### What is needed
Return every line below in which "bills" appears.

### The records
************
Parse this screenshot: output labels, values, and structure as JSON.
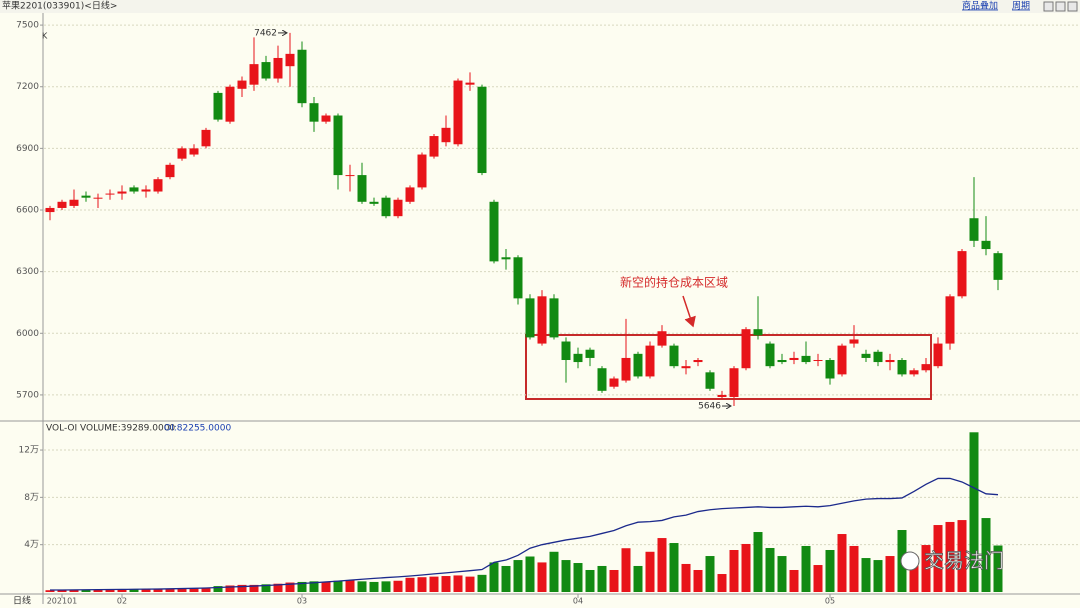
{
  "chart_data": {
    "type": "candlestick",
    "title": "苹果2201(033901)<日线>",
    "toolbar": [
      "商品叠加",
      "周期"
    ],
    "y_label": "K",
    "period_label": "日线",
    "up_color": "#e8141a",
    "down_color": "#128a12",
    "oi_color": "#1c2a8c",
    "grid": true,
    "ylim": [
      5578,
      7554
    ],
    "yticks": [
      5700,
      6000,
      6300,
      6600,
      6900,
      7200,
      7500
    ],
    "x_labels": [
      {
        "value": 1,
        "label": "202101"
      },
      {
        "value": 6,
        "label": "02"
      },
      {
        "value": 21,
        "label": "03"
      },
      {
        "value": 44,
        "label": "04"
      },
      {
        "value": 65,
        "label": "05"
      }
    ],
    "open": [
      6590,
      6610,
      6620,
      6670,
      6660,
      6680,
      6680,
      6710,
      6690,
      6690,
      6760,
      6850,
      6870,
      6910,
      7170,
      7030,
      7190,
      7210,
      7320,
      7240,
      7300,
      7380,
      7120,
      7030,
      7060,
      6770,
      6770,
      6640,
      6660,
      6570,
      6640,
      6710,
      6860,
      6930,
      6920,
      7210,
      7200,
      6640,
      6370,
      6370,
      6170,
      5950,
      6170,
      5960,
      5900,
      5920,
      5830,
      5740,
      5770,
      5900,
      5790,
      5940,
      5940,
      5830,
      5860,
      5810,
      5690,
      5690,
      5830,
      6020,
      5950,
      5870,
      5870,
      5890,
      5870,
      5870,
      5800,
      5950,
      5900,
      5910,
      5860,
      5870,
      5800,
      5820,
      5840,
      5950,
      6180,
      6560,
      6450,
      6390
    ],
    "high": [
      6620,
      6650,
      6700,
      6690,
      6680,
      6700,
      6720,
      6720,
      6720,
      6760,
      6830,
      6910,
      6920,
      7000,
      7180,
      7210,
      7250,
      7440,
      7350,
      7400,
      7462,
      7420,
      7150,
      7070,
      7070,
      6820,
      6830,
      6660,
      6670,
      6660,
      6720,
      6880,
      6970,
      7060,
      7240,
      7270,
      7210,
      6650,
      6410,
      6380,
      6190,
      6210,
      6190,
      5980,
      5930,
      5930,
      5840,
      5790,
      6070,
      5910,
      5960,
      6040,
      5950,
      5870,
      5880,
      5820,
      5720,
      5840,
      6030,
      6180,
      5960,
      5900,
      5910,
      5960,
      5900,
      5880,
      5950,
      6040,
      5920,
      5920,
      5900,
      5880,
      5830,
      5880,
      5980,
      6190,
      6410,
      6760,
      6570,
      6400
    ],
    "low": [
      6550,
      6600,
      6610,
      6640,
      6610,
      6650,
      6650,
      6680,
      6660,
      6680,
      6750,
      6840,
      6860,
      6900,
      7030,
      7020,
      7150,
      7180,
      7230,
      7220,
      7200,
      7100,
      6980,
      7020,
      6700,
      6690,
      6630,
      6620,
      6560,
      6560,
      6630,
      6700,
      6850,
      6910,
      6910,
      7180,
      6770,
      6340,
      6310,
      6140,
      5970,
      5940,
      5970,
      5760,
      5830,
      5840,
      5710,
      5730,
      5760,
      5780,
      5780,
      5930,
      5830,
      5800,
      5840,
      5720,
      5680,
      5646,
      5820,
      5970,
      5830,
      5850,
      5850,
      5850,
      5840,
      5750,
      5790,
      5930,
      5860,
      5840,
      5820,
      5790,
      5790,
      5810,
      5830,
      5920,
      6170,
      6420,
      6380,
      6210
    ],
    "close": [
      6610,
      6640,
      6650,
      6660,
      6660,
      6680,
      6690,
      6690,
      6700,
      6750,
      6820,
      6900,
      6900,
      6990,
      7040,
      7200,
      7230,
      7310,
      7240,
      7340,
      7360,
      7120,
      7030,
      7060,
      6770,
      6770,
      6640,
      6630,
      6570,
      6650,
      6710,
      6870,
      6960,
      7000,
      7230,
      7220,
      6780,
      6350,
      6360,
      6170,
      5980,
      6180,
      5980,
      5870,
      5860,
      5880,
      5720,
      5780,
      5880,
      5790,
      5940,
      6010,
      5840,
      5840,
      5870,
      5730,
      5700,
      5830,
      6020,
      5990,
      5840,
      5860,
      5880,
      5860,
      5870,
      5780,
      5940,
      5970,
      5880,
      5860,
      5870,
      5800,
      5820,
      5850,
      5950,
      6180,
      6400,
      6450,
      6410,
      6260
    ],
    "volume_title": "VOL-OI VOLUME:39289.0000",
    "oi_title": "OI:82255.0000",
    "volume_ylim": [
      0,
      143700
    ],
    "volume_yticks": [
      {
        "value": 40000,
        "label": "4万"
      },
      {
        "value": 80000,
        "label": "8万"
      },
      {
        "value": 120000,
        "label": "12万"
      }
    ],
    "volume": [
      1500,
      1600,
      1700,
      1800,
      1800,
      1900,
      2000,
      2100,
      2200,
      2300,
      2500,
      2700,
      2900,
      3100,
      5000,
      5500,
      6000,
      6000,
      6500,
      7000,
      8000,
      8500,
      9000,
      8500,
      9500,
      10000,
      9000,
      8500,
      9000,
      9500,
      12000,
      12500,
      13000,
      13500,
      14000,
      13000,
      14500,
      25000,
      22000,
      27000,
      30000,
      25000,
      34000,
      27000,
      24500,
      18600,
      22000,
      18600,
      37000,
      22000,
      34000,
      45600,
      41400,
      23700,
      18600,
      30400,
      15200,
      35500,
      40600,
      50700,
      37200,
      30400,
      18600,
      38900,
      22800,
      35500,
      49000,
      38900,
      28700,
      27000,
      30400,
      52400,
      30400,
      39700,
      56600,
      59200,
      60800,
      135000,
      62500,
      39289
    ],
    "oi": [
      1700,
      1700,
      1800,
      1900,
      2000,
      2100,
      2200,
      2300,
      2400,
      2500,
      2700,
      2900,
      3100,
      3400,
      3800,
      4200,
      4600,
      5000,
      5500,
      6000,
      6600,
      7200,
      7800,
      8500,
      9200,
      10000,
      10800,
      11500,
      12200,
      12800,
      13500,
      14400,
      15300,
      16200,
      17100,
      18000,
      19000,
      25000,
      27000,
      31000,
      37000,
      40000,
      42000,
      44000,
      45500,
      47000,
      49500,
      52000,
      56000,
      59000,
      59500,
      60500,
      63500,
      65000,
      68000,
      69500,
      70500,
      71000,
      71500,
      72000,
      71500,
      71500,
      72000,
      72500,
      72000,
      73000,
      75000,
      77000,
      78500,
      79000,
      79000,
      79500,
      85000,
      91000,
      96000,
      96000,
      93000,
      88000,
      83000,
      82255
    ],
    "annotation": "新空的持仓成本区域",
    "watermark": "交易法门"
  }
}
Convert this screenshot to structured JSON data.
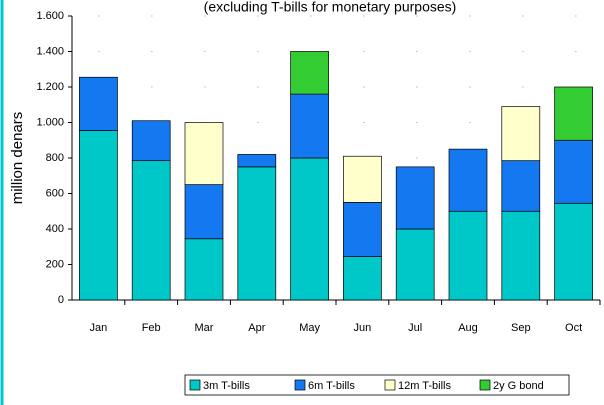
{
  "chart_data": {
    "type": "stacked-bar",
    "title": "(excluding T-bills for monetary purposes)",
    "y_label": "million denars",
    "categories": [
      "Jan",
      "Feb",
      "Mar",
      "Apr",
      "May",
      "Jun",
      "Jul",
      "Aug",
      "Sep",
      "Oct"
    ],
    "series": [
      {
        "name": "3m T-bills",
        "color": "#00c8c8",
        "values": [
          955,
          785,
          345,
          750,
          800,
          245,
          400,
          500,
          500,
          545
        ]
      },
      {
        "name": "6m T-bills",
        "color": "#1478f0",
        "values": [
          300,
          225,
          305,
          70,
          360,
          305,
          350,
          350,
          285,
          355
        ]
      },
      {
        "name": "12m T-bills",
        "color": "#ffffcc",
        "values": [
          null,
          null,
          350,
          null,
          null,
          260,
          null,
          null,
          305,
          null
        ]
      },
      {
        "name": "2y G bond",
        "color": "#33cc33",
        "values": [
          null,
          null,
          null,
          null,
          240,
          null,
          null,
          null,
          null,
          300
        ]
      }
    ],
    "ylim": [
      0,
      1600
    ],
    "yticks": [
      0,
      200,
      400,
      600,
      800,
      {
        "value": 1000,
        "label": "1.000"
      },
      {
        "value": 1200,
        "label": "1.200"
      },
      {
        "value": 1400,
        "label": "1.400"
      },
      {
        "value": 1600,
        "label": "1.600"
      }
    ],
    "grid": true
  }
}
************
### Task answer
    "title": "(excluding T-bills for monetary purposes)",
        "name": "3m T-bills",
        "name": "6m T-bills",
        "name": "12m T-bills",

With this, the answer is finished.